AIM OF THE TASK - Give the lines below as a JSON list of strings, one string per line and blank lines left out, starting at the first line and stopping after the line that contains "amount-value: -399,65 €".

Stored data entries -
** Begin **
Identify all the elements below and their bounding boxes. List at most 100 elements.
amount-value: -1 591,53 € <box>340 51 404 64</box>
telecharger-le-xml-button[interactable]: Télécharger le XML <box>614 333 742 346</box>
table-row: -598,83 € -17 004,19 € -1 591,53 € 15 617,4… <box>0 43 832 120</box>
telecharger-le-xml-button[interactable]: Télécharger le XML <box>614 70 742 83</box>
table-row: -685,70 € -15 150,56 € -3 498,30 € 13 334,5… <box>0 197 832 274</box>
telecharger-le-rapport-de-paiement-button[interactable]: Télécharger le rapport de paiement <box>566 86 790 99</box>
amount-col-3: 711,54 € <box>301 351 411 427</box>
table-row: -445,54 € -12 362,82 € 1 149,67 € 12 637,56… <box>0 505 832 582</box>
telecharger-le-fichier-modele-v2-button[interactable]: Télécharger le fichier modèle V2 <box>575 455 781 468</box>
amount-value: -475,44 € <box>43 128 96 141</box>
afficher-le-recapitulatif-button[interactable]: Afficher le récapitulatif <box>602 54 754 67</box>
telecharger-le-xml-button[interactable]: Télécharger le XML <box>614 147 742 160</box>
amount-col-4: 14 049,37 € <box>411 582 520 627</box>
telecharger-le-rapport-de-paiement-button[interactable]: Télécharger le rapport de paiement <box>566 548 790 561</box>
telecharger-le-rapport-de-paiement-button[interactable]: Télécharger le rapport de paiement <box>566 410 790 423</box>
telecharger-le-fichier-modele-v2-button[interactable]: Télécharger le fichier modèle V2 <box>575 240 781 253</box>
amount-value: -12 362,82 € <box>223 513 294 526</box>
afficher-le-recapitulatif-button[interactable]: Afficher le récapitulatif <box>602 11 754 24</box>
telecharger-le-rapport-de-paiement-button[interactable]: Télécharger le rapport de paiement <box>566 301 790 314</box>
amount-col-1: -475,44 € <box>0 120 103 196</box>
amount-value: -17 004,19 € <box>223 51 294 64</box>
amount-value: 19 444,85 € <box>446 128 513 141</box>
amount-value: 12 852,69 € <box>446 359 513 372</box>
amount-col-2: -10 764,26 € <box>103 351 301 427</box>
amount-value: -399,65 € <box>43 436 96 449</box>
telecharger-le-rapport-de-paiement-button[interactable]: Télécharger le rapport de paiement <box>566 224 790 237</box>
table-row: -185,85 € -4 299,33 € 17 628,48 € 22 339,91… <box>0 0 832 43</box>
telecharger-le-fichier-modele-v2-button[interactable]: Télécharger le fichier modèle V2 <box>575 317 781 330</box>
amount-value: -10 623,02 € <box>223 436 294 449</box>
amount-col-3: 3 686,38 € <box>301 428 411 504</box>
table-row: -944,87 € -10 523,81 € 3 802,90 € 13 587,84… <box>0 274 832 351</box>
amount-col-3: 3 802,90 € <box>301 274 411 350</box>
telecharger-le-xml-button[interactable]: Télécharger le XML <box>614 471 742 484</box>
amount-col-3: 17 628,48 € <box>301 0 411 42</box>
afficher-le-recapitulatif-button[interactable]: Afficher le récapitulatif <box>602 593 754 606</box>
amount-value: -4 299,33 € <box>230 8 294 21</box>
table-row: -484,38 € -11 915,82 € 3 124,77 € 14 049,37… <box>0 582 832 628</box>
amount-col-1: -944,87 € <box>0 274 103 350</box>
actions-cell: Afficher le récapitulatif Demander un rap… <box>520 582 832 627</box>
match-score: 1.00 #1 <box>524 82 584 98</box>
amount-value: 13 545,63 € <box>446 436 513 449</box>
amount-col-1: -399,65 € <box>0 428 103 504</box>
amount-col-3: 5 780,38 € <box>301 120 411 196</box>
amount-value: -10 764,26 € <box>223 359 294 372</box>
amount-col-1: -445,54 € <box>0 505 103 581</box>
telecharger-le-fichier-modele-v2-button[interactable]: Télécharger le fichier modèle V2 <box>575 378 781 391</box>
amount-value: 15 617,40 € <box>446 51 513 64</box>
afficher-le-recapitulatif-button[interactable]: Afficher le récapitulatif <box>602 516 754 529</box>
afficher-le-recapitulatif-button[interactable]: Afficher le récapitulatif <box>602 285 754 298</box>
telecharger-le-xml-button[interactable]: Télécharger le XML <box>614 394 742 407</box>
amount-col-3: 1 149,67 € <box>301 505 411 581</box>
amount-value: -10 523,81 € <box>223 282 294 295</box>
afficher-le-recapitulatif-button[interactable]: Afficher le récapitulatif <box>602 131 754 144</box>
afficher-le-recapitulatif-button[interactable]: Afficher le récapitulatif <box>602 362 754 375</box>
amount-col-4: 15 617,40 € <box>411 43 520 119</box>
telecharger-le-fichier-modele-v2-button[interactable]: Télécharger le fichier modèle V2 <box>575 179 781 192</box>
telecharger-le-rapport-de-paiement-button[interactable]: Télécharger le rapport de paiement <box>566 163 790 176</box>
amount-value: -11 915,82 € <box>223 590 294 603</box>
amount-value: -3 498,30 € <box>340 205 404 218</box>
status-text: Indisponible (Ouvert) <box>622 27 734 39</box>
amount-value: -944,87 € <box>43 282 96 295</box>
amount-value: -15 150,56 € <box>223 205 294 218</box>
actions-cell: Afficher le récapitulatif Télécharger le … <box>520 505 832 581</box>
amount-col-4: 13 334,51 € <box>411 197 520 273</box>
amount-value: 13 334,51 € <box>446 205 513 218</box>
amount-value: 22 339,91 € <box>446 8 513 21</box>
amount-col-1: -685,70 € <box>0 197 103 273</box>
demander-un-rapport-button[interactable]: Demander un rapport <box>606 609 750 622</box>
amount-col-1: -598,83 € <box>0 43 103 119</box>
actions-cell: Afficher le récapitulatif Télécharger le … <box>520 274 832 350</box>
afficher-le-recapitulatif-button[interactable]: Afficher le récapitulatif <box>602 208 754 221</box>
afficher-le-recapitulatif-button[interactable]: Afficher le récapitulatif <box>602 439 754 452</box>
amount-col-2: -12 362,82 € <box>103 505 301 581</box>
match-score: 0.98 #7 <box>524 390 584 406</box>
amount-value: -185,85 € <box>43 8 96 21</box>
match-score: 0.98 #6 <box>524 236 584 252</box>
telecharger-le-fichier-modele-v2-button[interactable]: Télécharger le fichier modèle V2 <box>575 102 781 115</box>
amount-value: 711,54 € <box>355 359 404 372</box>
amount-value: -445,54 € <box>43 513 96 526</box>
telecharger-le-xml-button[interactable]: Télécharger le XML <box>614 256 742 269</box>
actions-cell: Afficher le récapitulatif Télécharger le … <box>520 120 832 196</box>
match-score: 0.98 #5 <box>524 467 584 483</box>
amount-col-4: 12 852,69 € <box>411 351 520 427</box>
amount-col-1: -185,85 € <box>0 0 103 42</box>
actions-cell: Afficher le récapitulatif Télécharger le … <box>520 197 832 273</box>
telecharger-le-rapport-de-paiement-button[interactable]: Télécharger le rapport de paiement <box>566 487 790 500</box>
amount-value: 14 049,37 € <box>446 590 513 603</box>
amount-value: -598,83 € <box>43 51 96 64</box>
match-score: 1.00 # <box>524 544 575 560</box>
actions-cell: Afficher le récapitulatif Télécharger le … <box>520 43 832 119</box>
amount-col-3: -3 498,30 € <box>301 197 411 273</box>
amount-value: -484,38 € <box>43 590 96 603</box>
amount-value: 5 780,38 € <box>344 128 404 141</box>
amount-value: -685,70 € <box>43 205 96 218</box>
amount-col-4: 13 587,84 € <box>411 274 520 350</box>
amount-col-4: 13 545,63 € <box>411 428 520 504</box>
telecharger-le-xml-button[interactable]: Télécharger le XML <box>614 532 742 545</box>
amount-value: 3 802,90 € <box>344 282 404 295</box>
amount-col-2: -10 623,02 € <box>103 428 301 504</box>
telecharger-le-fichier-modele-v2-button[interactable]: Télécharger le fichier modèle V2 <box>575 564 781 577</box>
** End **
EXERCISE ANSWER -
[
  "Identify all the elements below and their bounding boxes. List at most 100 elements.",
  "amount-value: -1 591,53 € <box>340 51 404 64</box>",
  "telecharger-le-xml-button[interactable]: Télécharger le XML <box>614 333 742 346</box>",
  "table-row: -598,83 € -17 004,19 € -1 591,53 € 15 617,4… <box>0 43 832 120</box>",
  "telecharger-le-xml-button[interactable]: Télécharger le XML <box>614 70 742 83</box>",
  "table-row: -685,70 € -15 150,56 € -3 498,30 € 13 334,5… <box>0 197 832 274</box>",
  "telecharger-le-rapport-de-paiement-button[interactable]: Télécharger le rapport de paiement <box>566 86 790 99</box>",
  "amount-col-3: 711,54 € <box>301 351 411 427</box>",
  "table-row: -445,54 € -12 362,82 € 1 149,67 € 12 637,56… <box>0 505 832 582</box>",
  "telecharger-le-fichier-modele-v2-button[interactable]: Télécharger le fichier modèle V2 <box>575 455 781 468</box>",
  "amount-value: -475,44 € <box>43 128 96 141</box>",
  "afficher-le-recapitulatif-button[interactable]: Afficher le récapitulatif <box>602 54 754 67</box>",
  "telecharger-le-xml-button[interactable]: Télécharger le XML <box>614 147 742 160</box>",
  "amount-col-4: 14 049,37 € <box>411 582 520 627</box>",
  "telecharger-le-rapport-de-paiement-button[interactable]: Télécharger le rapport de paiement <box>566 548 790 561</box>",
  "telecharger-le-rapport-de-paiement-button[interactable]: Télécharger le rapport de paiement <box>566 410 790 423</box>",
  "telecharger-le-fichier-modele-v2-button[interactable]: Télécharger le fichier modèle V2 <box>575 240 781 253</box>",
  "amount-value: -12 362,82 € <box>223 513 294 526</box>",
  "afficher-le-recapitulatif-button[interactable]: Afficher le récapitulatif <box>602 11 754 24</box>",
  "telecharger-le-rapport-de-paiement-button[interactable]: Télécharger le rapport de paiement <box>566 301 790 314</box>",
  "amount-col-1: -475,44 € <box>0 120 103 196</box>",
  "amount-value: -17 004,19 € <box>223 51 294 64</box>",
  "amount-value: 19 444,85 € <box>446 128 513 141</box>",
  "amount-value: 12 852,69 € <box>446 359 513 372</box>",
  "amount-col-2: -10 764,26 € <box>103 351 301 427</box>",
  "amount-value: -399,65 € <box>43 436 96 449</box>"
]